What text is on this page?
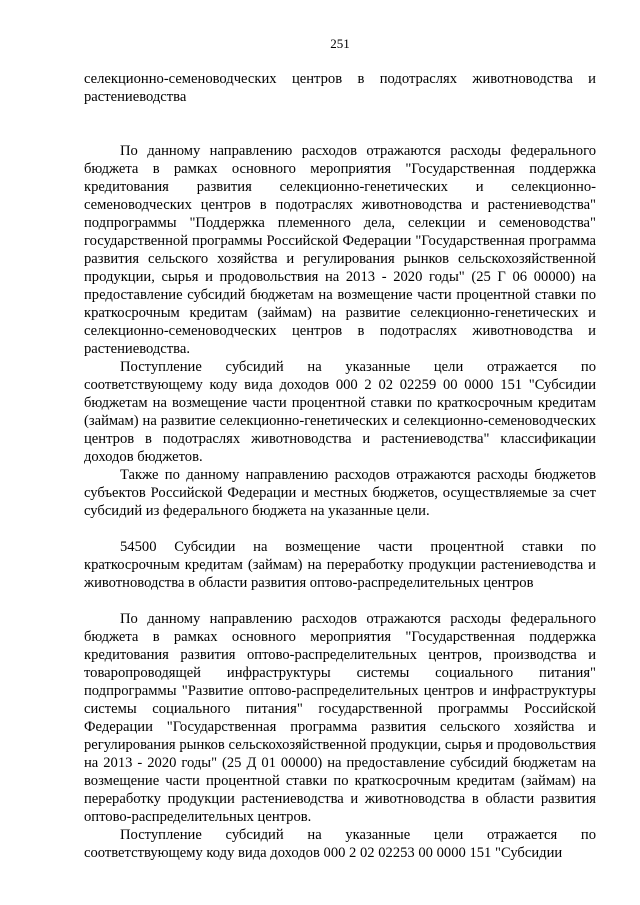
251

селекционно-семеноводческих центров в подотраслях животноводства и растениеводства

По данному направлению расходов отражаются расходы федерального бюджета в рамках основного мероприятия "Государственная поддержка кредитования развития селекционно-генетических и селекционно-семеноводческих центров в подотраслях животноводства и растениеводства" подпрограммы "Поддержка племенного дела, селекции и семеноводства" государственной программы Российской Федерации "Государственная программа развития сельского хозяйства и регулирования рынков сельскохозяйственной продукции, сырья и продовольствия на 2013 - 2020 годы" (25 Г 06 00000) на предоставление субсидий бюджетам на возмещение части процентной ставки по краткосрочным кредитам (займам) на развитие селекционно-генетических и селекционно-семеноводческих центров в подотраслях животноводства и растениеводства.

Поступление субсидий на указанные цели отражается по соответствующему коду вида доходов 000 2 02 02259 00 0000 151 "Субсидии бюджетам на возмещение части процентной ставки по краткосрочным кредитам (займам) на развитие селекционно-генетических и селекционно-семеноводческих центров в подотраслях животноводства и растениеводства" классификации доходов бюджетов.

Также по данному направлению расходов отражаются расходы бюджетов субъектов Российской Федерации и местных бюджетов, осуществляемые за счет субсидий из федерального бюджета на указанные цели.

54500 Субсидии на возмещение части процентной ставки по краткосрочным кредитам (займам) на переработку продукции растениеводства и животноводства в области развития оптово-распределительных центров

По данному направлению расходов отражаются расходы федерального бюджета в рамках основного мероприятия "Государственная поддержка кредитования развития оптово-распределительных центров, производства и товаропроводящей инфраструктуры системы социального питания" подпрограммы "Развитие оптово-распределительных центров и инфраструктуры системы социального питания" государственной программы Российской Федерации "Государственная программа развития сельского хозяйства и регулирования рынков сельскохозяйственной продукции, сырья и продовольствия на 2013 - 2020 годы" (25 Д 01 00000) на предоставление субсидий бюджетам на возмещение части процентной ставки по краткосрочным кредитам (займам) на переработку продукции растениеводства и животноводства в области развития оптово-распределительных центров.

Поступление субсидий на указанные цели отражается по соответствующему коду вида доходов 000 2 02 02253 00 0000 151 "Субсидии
========
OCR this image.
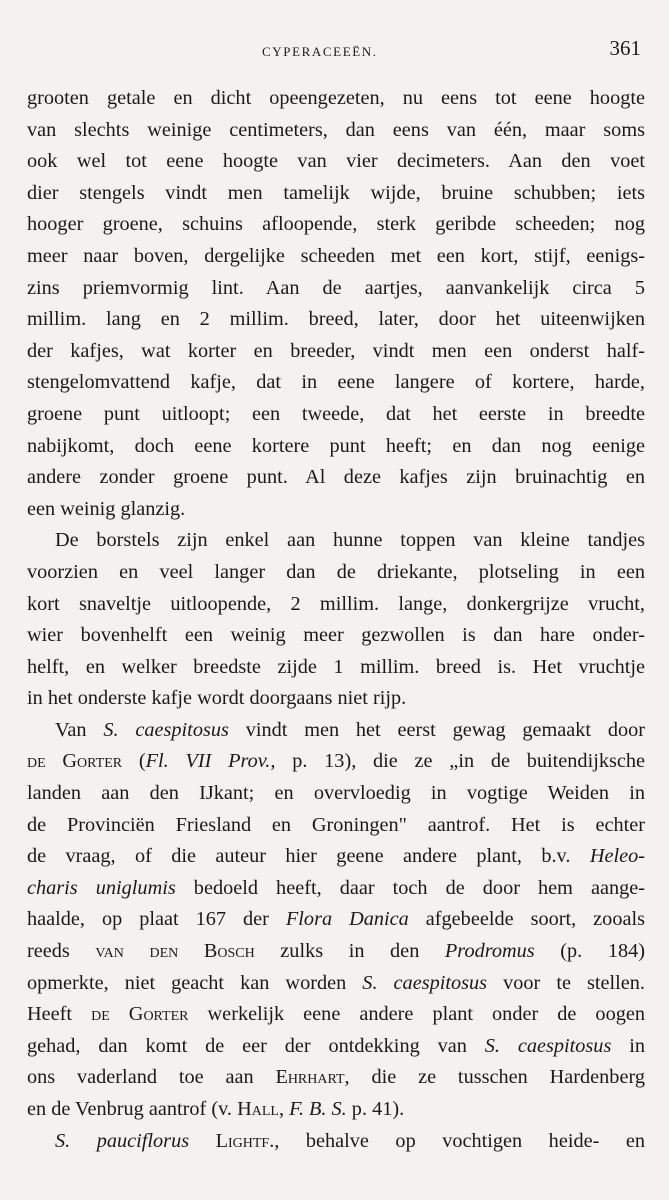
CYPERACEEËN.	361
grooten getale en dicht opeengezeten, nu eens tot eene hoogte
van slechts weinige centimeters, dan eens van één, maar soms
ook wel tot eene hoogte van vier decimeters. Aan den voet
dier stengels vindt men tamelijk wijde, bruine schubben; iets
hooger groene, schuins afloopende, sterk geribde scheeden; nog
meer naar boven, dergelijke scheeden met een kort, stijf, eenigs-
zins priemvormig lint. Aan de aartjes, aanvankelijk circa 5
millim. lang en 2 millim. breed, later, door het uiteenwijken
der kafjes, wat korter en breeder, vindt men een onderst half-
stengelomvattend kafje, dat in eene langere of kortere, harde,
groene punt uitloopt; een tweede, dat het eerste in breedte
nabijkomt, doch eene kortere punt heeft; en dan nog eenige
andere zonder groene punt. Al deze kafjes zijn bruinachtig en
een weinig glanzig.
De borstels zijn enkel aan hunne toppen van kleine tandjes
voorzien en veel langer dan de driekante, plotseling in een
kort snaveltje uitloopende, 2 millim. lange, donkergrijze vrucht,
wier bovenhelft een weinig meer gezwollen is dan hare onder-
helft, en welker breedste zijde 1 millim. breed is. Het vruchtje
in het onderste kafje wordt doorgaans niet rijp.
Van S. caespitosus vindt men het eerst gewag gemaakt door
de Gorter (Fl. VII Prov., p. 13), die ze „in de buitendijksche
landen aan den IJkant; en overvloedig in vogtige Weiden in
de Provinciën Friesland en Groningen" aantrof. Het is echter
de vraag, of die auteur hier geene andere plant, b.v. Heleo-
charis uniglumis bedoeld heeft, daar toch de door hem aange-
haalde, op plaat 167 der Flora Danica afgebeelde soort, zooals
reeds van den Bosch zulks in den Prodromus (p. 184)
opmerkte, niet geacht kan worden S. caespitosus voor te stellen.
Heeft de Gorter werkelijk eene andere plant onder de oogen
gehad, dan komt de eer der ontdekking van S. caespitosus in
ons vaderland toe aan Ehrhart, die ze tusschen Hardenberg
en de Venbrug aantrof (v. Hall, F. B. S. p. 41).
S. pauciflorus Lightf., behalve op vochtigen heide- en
========
In the material above, find each line that contains the word "groene", and select it.

## Result of the task:
hooger groene, schuins afloopende, sterk geribde scheeden; nog
groene punt uitloopt; een tweede, dat het eerste in breedte
andere zonder groene punt. Al deze kafjes zijn bruinachtig en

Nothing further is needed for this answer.